- [Dataset entries]:
##########
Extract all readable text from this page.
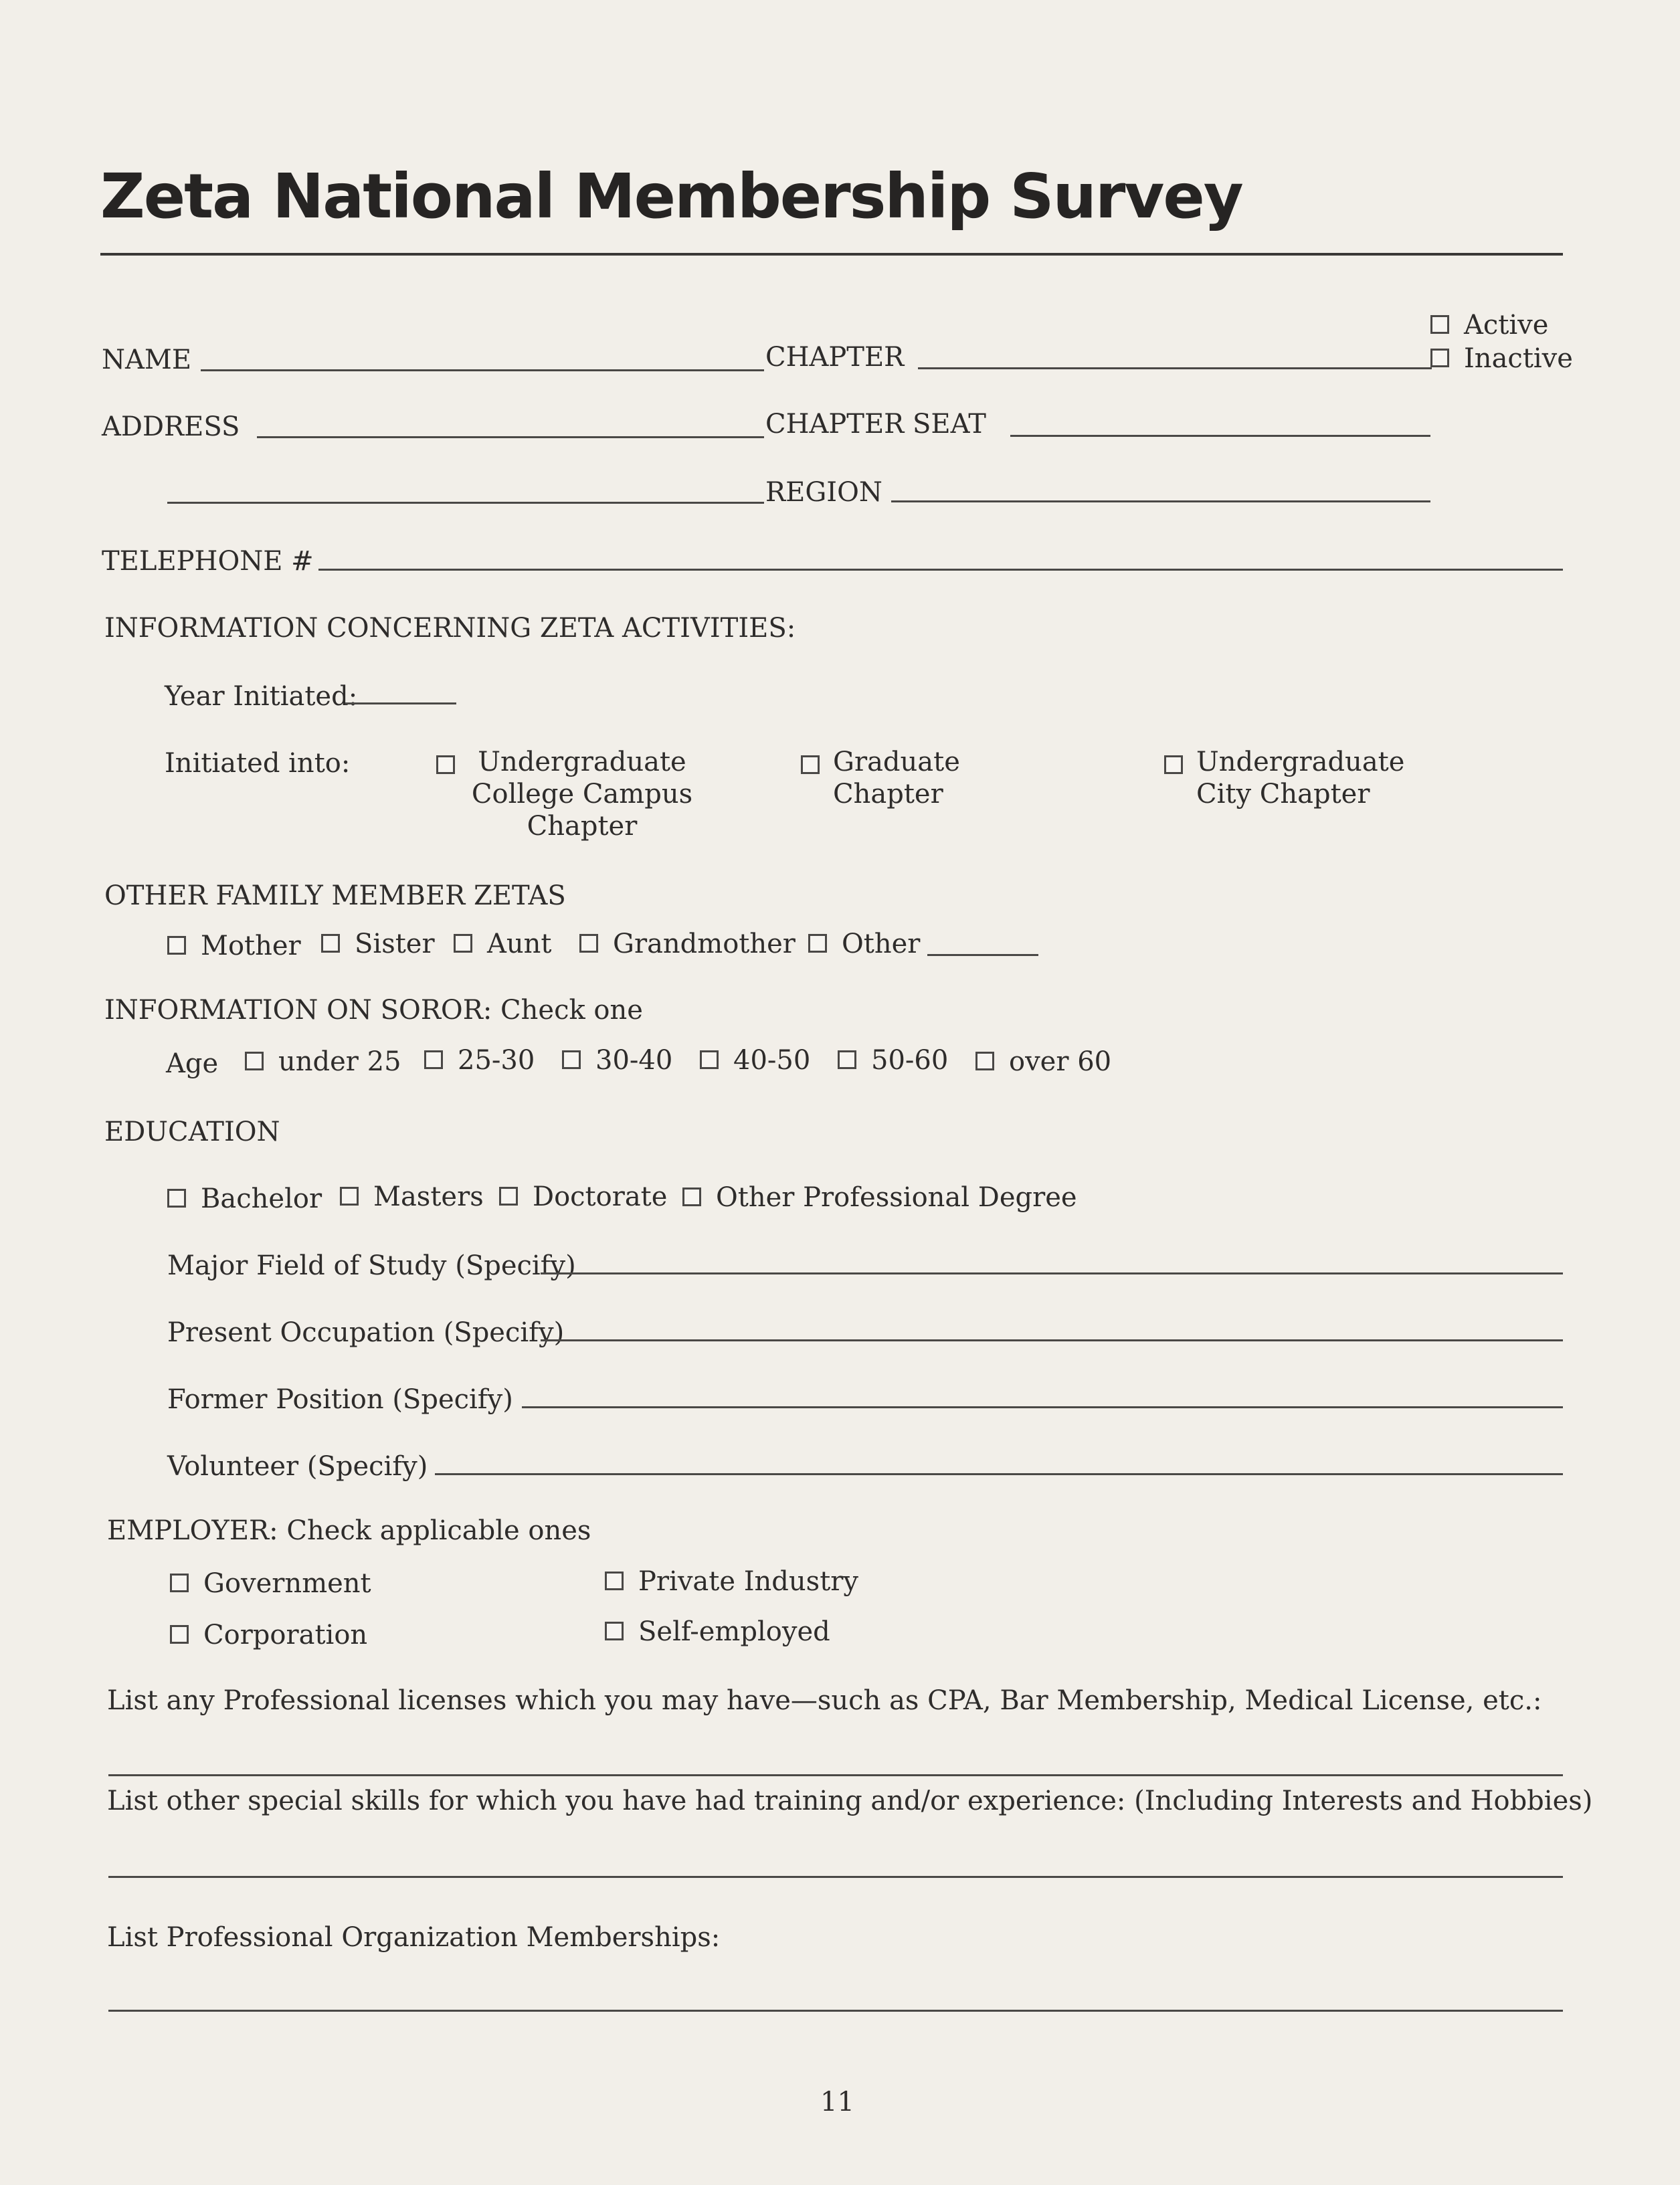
Zeta National Membership Survey
Active
Inactive
NAME	CHAPTER
ADDRESS	CHAPTER SEAT
REGION
TELEPHONE #
INFORMATION CONCERNING ZETA ACTIVITIES:
Year Initiated:
Initiated into:	Undergraduate College Campus Chapter
Graduate Chapter
Undergraduate City Chapter
OTHER FAMILY MEMBER ZETAS
Mother	Sister	Aunt	Grandmother	Other
INFORMATION ON SOROR: Check one
Age	under 25	25-30	30-40	40-50	50-60	over 60
EDUCATION
Bachelor	Masters	Doctorate	Other Professional Degree
Major Field of Study (Specify)
Present Occupation (Specify)
Former Position (Specify)
Volunteer (Specify)
EMPLOYER: Check applicable ones
Government	Private Industry
Corporation	Self-employed
List any Professional licenses which you may have—such as CPA, Bar Membership, Medical License, etc.:
List other special skills for which you have had training and/or experience: (Including Interests and Hobbies)
List Professional Organization Memberships:
11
##########
- [Set problem]: Will you restate every entry word for word and omit the images?

- [Exercise answer]:
Extract all readable text from this page.
Zeta National Membership Survey
Active
Inactive
NAME	CHAPTER
ADDRESS	CHAPTER SEAT
REGION
TELEPHONE #
INFORMATION CONCERNING ZETA ACTIVITIES:
Year Initiated:
Initiated into:	Undergraduate College Campus Chapter
Graduate Chapter
Undergraduate City Chapter
OTHER FAMILY MEMBER ZETAS
Mother	Sister	Aunt	Grandmother	Other
INFORMATION ON SOROR: Check one
Age	under 25	25-30	30-40	40-50	50-60	over 60
EDUCATION
Bachelor	Masters	Doctorate	Other Professional Degree
Major Field of Study (Specify)
Present Occupation (Specify)
Former Position (Specify)
Volunteer (Specify)
EMPLOYER: Check applicable ones
Government	Private Industry
Corporation	Self-employed
List any Professional licenses which you may have—such as CPA, Bar Membership, Medical License, etc.:
List other special skills for which you have had training and/or experience: (Including Interests and Hobbies)
List Professional Organization Memberships:
11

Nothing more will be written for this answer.